● **Exercise description**
Show, in full, each line of the data that contains "ADVICE".

● **Material provided**
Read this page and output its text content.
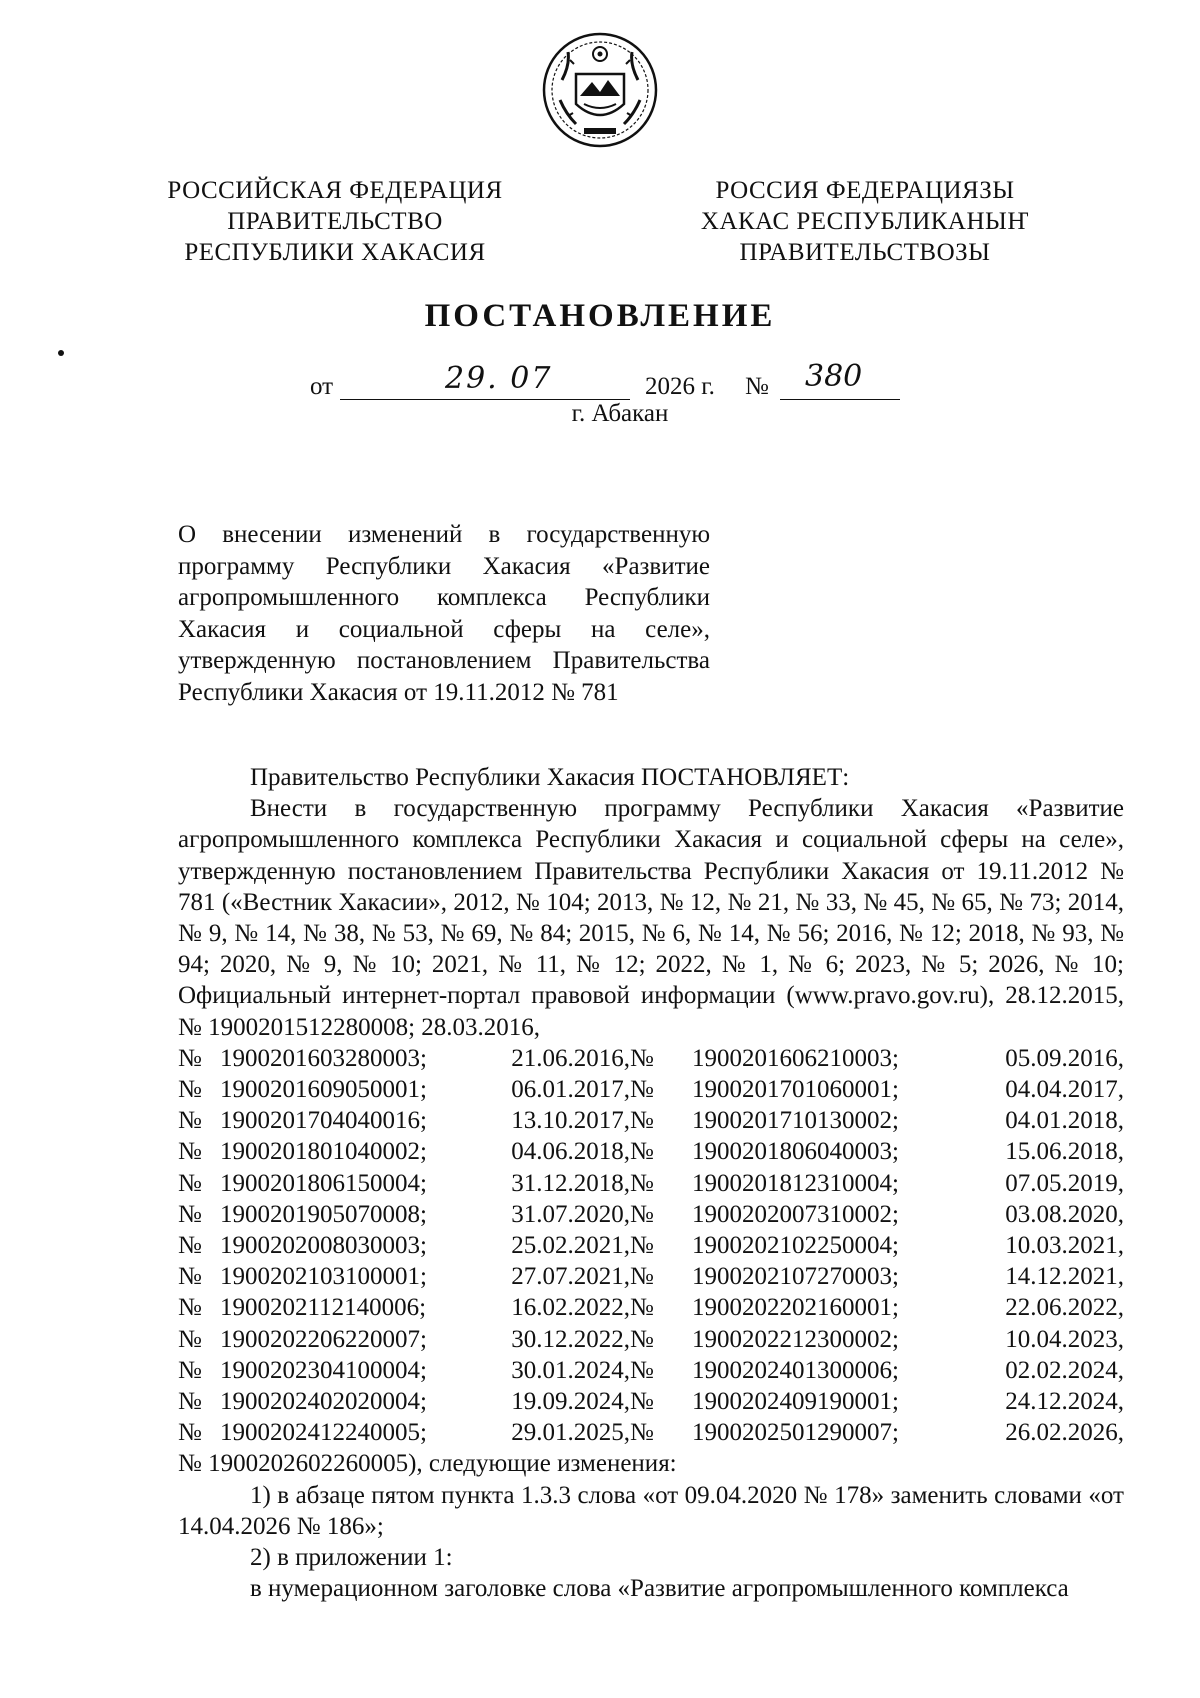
РОССИЙСКАЯ ФЕДЕРАЦИЯ
ПРАВИТЕЛЬСТВО
РЕСПУБЛИКИ ХАКАСИЯ
РОССИЯ ФЕДЕРАЦИЯЗЫ
ХАКАС РЕСПУБЛИКАНЫҤ
ПРАВИТЕЛЬСТВОЗЫ
ПОСТАНОВЛЕНИЕ
от	29. 07	2026 г. № 380
г. Абакан
О внесении изменений в государственную программу Республики Хакасия «Развитие агропромышленного комплекса Республики Хакасия и социальной сферы на селе», утвержденную постановлением Правительства Республики Хакасия от 19.11.2012 № 781

Правительство Республики Хакасия ПОСТАНОВЛЯЕТ:

Внести в государственную программу Республики Хакасия «Развитие агропромышленного комплекса Республики Хакасия и социальной сферы на селе», утвержденную постановлением Правительства Республики Хакасия от 19.11.2012 № 781 («Вестник Хакасии», 2012, № 104; 2013, № 12, № 21, № 33, № 45, № 65, № 73; 2014, № 9, № 14, № 38, № 53, № 69, № 84; 2015, № 6, № 14, № 56; 2016, № 12; 2018, № 93, № 94; 2020, № 9, № 10; 2021, № 11, № 12; 2022, № 1, № 6; 2023, № 5; 2026, № 10; Официальный интернет-портал правовой информации (www.pravo.gov.ru), 28.12.2015, № 1900201512280008; 28.03.2016,

№ 1900201603280003;	21.06.2016, №	1900201606210003;	05.09.2016,
№ 1900201609050001;	06.01.2017, №	1900201701060001;	04.04.2017,
№ 1900201704040016;	13.10.2017, №	1900201710130002;	04.01.2018,
№ 1900201801040002;	04.06.2018, №	1900201806040003;	15.06.2018,
№ 1900201806150004;	31.12.2018, №	1900201812310004;	07.05.2019,
№ 1900201905070008;	31.07.2020, №	1900202007310002;	03.08.2020,
№ 1900202008030003;	25.02.2021, №	1900202102250004;	10.03.2021,
№ 1900202103100001;	27.07.2021, №	1900202107270003;	14.12.2021,
№ 1900202112140006;	16.02.2022, №	1900202202160001;	22.06.2022,
№ 1900202206220007;	30.12.2022, №	1900202212300002;	10.04.2023,
№ 1900202304100004;	30.01.2024, №	1900202401300006;	02.02.2024,
№ 1900202402020004;	19.09.2024, №	1900202409190001;	24.12.2024,
№ 1900202412240005;	29.01.2025, №	1900202501290007;	26.02.2026,

№ 1900202602260005), следующие изменения:

1) в абзаце пятом пункта 1.3.3 слова «от 09.04.2020 № 178» заменить словами «от 14.04.2026 № 186»;

2) в приложении 1:

в нумерационном заголовке слова «Развитие агропромышленного комплекса
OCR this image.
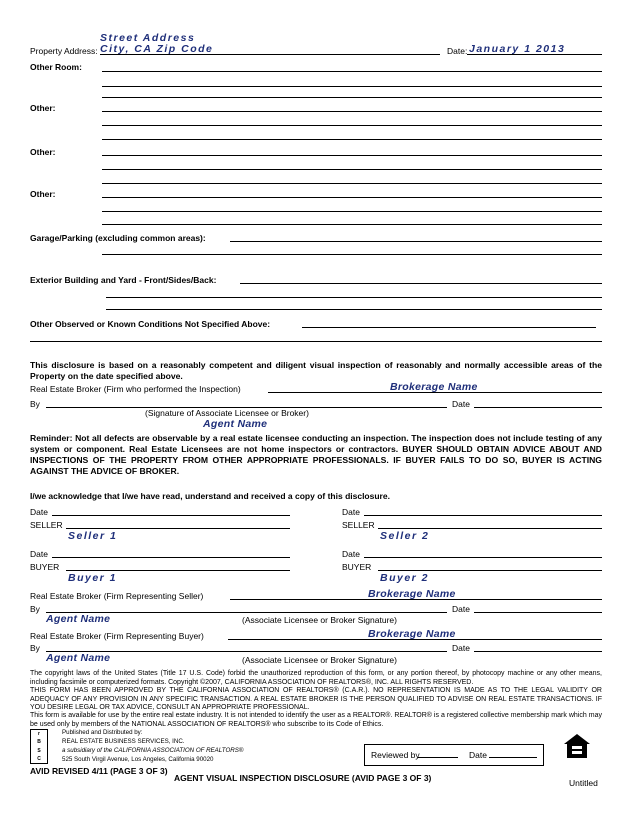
Street Address
Property Address: City, CA Zip Code	Date: January 1 2013
Other Room:
Other:
Other:
Other:
Garage/Parking (excluding common areas):
Exterior Building and Yard - Front/Sides/Back:
Other Observed or Known Conditions Not Specified Above:
This disclosure is based on a reasonably competent and diligent visual inspection of reasonably and normally accessible areas of the Property on the date specified above.
Real Estate Broker (Firm who performed the Inspection)	Brokerage Name
By	Date
(Signature of Associate Licensee or Broker)
Agent Name
Reminder: Not all defects are observable by a real estate licensee conducting an inspection. The inspection does not include testing of any system or component. Real Estate Licensees are not home inspectors or contractors. BUYER SHOULD OBTAIN ADVICE ABOUT AND INSPECTIONS OF THE PROPERTY FROM OTHER APPROPRIATE PROFESSIONALS. IF BUYER FAILS TO DO SO, BUYER IS ACTING AGAINST THE ADVICE OF BROKER.
I/we acknowledge that I/we have read, understand and received a copy of this disclosure.
Date
SELLER
Seller 1
Date
BUYER
Buyer 1
Date
SELLER
Seller 2
Date
BUYER
Buyer 2
Real Estate Broker (Firm Representing Seller)	Brokerage Name
By	Date
Agent Name	(Associate Licensee or Broker Signature)
Real Estate Broker (Firm Representing Buyer)	Brokerage Name
By	Date
Agent Name	(Associate Licensee or Broker Signature)
The copyright laws of the United States (Title 17 U.S. Code) forbid the unauthorized reproduction of this form, or any portion thereof, by photocopy machine or any other means, including facsimile or computerized formats. Copyright ©2007, CALIFORNIA ASSOCIATION OF REALTORS®, INC. ALL RIGHTS RESERVED.
THIS FORM HAS BEEN APPROVED BY THE CALIFORNIA ASSOCIATION OF REALTORS® (C.A.R.). NO REPRESENTATION IS MADE AS TO THE LEGAL VALIDITY OR ADEQUACY OF ANY PROVISION IN ANY SPECIFIC TRANSACTION. A REAL ESTATE BROKER IS THE PERSON QUALIFIED TO ADVISE ON REAL ESTATE TRANSACTIONS. IF YOU DESIRE LEGAL OR TAX ADVICE, CONSULT AN APPROPRIATE PROFESSIONAL.
This form is available for use by the entire real estate industry. It is not intended to identify the user as a REALTOR®. REALTOR® is a registered collective membership mark which may be used only by members of the NATIONAL ASSOCIATION OF REALTORS® who subscribe to its Code of Ethics.
r
B
S
C
Published and Distributed by:
REAL ESTATE BUSINESS SERVICES, INC.
a subsidiary of the CALIFORNIA ASSOCIATION OF REALTORS®
525 South Virgil Avenue, Los Angeles, California 90020	Reviewed by	Date
AVID REVISED 4/11 (PAGE 3 OF 3)
AGENT VISUAL INSPECTION DISCLOSURE (AVID PAGE 3 OF 3)	Untitled
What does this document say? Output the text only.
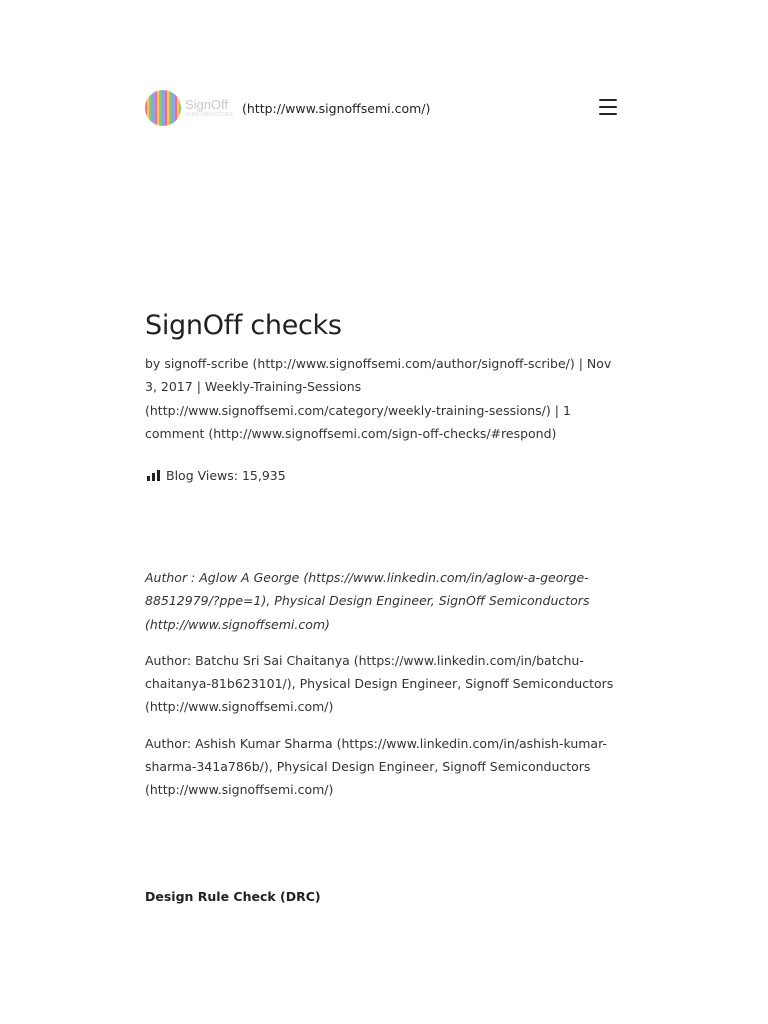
SignOff
SEMICONDUCTORS (http://www.signoffsemi.com/)
SignOff checks

by signoff-scribe (http://www.signoffsemi.com/author/signoff-scribe/) | Nov 3, 2017 | Weekly-Training-Sessions (http://www.signoffsemi.com/category/weekly-training-sessions/) | 1 comment (http://www.signoffsemi.com/sign-off-checks/#respond)

Blog Views: 15,935

Author : Aglow A George (https://www.linkedin.com/in/aglow-a-george-88512979/?ppe=1), Physical Design Engineer, SignOff Semiconductors (http://www.signoffsemi.com)

Author: Batchu Sri Sai Chaitanya (https://www.linkedin.com/in/batchu-chaitanya-81b623101/), Physical Design Engineer, Signoff Semiconductors (http://www.signoffsemi.com/)

Author: Ashish Kumar Sharma (https://www.linkedin.com/in/ashish-kumar-sharma-341a786b/), Physical Design Engineer, Signoff Semiconductors (http://www.signoffsemi.com/)

Design Rule Check (DRC)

● **Result of the exercise**
Reminder: Not all defects are observable by a real estate licensee conducting an inspection. The inspection does not include testing of any system or component. Real Estate Licensees are not home inspectors or contractors. BUYER SHOULD OBTAIN ADVICE ABOUT AND INSPECTIONS OF THE PROPERTY FROM OTHER APPROPRIATE PROFESSIONALS. IF BUYER FAILS TO DO SO, BUYER IS ACTING AGAINST THE ADVICE OF BROKER.
THIS FORM HAS BEEN APPROVED BY THE CALIFORNIA ASSOCIATION OF REALTORS® (C.A.R.). NO REPRESENTATION IS MADE AS TO THE LEGAL VALIDITY OR ADEQUACY OF ANY PROVISION IN ANY SPECIFIC TRANSACTION. A REAL ESTATE BROKER IS THE PERSON QUALIFIED TO ADVISE ON REAL ESTATE TRANSACTIONS. IF YOU DESIRE LEGAL OR TAX ADVICE, CONSULT AN APPROPRIATE PROFESSIONAL.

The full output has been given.